> [Task to complete]
Where does the string "Chem" appear in the records? Copy every line that contains it.

::: Materials provided :::

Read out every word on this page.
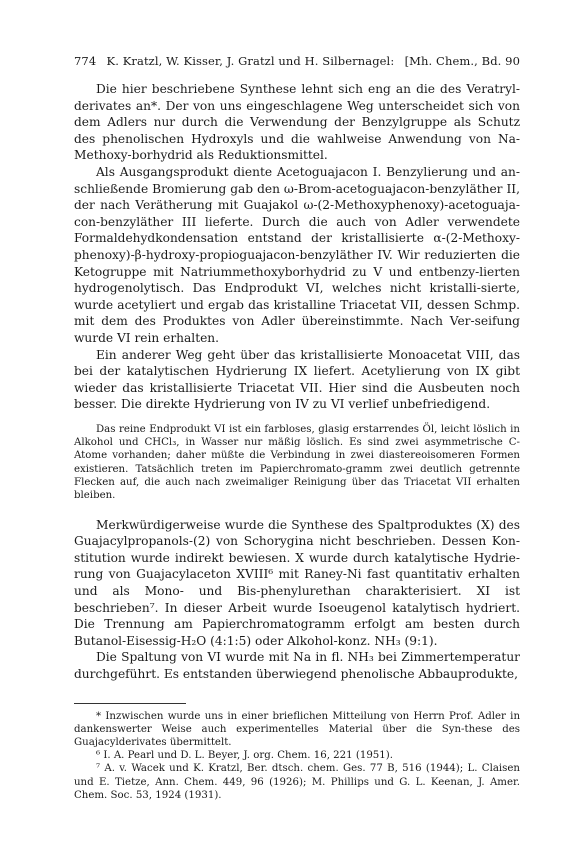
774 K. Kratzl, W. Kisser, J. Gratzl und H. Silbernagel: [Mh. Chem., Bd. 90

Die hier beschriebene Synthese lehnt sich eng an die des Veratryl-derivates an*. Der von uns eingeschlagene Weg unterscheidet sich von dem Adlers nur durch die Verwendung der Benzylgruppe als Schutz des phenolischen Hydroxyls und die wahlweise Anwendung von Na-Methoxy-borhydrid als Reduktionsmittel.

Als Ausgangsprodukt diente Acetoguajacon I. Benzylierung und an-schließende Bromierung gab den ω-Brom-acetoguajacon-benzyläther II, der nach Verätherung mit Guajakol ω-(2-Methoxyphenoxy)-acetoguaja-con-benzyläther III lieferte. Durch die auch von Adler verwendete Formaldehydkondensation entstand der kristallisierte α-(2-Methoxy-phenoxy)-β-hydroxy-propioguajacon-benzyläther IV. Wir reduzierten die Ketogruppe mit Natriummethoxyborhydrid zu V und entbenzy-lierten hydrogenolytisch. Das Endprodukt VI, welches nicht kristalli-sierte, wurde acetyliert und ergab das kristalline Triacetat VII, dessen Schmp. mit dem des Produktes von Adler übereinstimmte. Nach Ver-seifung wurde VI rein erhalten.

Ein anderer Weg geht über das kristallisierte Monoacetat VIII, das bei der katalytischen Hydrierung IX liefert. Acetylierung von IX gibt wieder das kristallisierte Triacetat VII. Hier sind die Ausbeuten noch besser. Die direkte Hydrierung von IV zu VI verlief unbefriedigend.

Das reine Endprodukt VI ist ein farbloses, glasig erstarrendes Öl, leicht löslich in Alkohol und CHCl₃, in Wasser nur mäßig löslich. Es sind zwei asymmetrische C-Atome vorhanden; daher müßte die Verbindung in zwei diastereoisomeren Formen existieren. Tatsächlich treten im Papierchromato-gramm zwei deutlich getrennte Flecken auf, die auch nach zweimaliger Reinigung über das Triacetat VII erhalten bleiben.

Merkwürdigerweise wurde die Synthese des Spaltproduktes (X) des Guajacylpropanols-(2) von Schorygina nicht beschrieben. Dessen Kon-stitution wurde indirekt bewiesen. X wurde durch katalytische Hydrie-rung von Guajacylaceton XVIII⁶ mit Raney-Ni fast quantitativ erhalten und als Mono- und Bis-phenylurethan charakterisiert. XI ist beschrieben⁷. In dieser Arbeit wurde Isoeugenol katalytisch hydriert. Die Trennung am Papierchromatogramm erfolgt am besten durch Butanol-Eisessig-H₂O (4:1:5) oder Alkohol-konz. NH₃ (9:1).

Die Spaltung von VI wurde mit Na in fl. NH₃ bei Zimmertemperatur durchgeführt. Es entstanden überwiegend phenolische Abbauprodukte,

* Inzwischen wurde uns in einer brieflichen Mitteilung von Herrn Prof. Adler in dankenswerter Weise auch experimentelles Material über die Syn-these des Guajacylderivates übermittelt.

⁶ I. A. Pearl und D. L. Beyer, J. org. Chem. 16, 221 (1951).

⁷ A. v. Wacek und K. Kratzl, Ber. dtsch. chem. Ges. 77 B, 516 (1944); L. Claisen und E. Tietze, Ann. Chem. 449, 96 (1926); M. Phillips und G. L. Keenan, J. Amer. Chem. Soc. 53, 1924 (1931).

:::
::: Materials provided :::

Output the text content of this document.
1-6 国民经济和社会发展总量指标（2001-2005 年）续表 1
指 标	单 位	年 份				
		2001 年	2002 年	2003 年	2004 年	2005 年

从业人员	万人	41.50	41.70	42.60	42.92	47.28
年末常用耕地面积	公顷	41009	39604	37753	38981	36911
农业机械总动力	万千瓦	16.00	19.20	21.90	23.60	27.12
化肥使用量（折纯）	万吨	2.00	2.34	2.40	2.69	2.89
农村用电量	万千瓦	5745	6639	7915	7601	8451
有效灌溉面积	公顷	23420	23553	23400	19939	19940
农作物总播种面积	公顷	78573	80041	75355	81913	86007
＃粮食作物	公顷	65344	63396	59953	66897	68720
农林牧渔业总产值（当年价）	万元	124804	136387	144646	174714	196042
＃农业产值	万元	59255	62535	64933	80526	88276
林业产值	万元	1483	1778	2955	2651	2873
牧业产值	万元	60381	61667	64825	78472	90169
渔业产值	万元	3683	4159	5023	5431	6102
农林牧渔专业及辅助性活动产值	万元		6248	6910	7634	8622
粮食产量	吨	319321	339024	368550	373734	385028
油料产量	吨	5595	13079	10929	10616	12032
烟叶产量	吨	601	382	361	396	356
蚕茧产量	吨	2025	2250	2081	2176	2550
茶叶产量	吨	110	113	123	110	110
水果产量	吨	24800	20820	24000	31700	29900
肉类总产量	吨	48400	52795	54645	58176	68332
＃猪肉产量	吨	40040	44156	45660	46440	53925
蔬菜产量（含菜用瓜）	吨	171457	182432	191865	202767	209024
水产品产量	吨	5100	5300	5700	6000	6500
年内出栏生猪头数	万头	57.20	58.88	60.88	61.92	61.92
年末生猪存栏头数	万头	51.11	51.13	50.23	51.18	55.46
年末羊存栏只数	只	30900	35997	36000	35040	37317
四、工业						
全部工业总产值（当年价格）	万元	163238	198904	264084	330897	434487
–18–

:::

> [Output for this exercise]
774 K. Kratzl, W. Kisser, J. Gratzl und H. Silbernagel: [Mh. Chem., Bd. 90
⁶ I. A. Pearl und D. L. Beyer, J. org. Chem. 16, 221 (1951).
⁷ A. v. Wacek und K. Kratzl, Ber. dtsch. chem. Ges. 77 B, 516 (1944); L. Claisen und E. Tietze, Ann. Chem. 449, 96 (1926); M. Phillips und G. L. Keenan, J. Amer. Chem. Soc. 53, 1924 (1931).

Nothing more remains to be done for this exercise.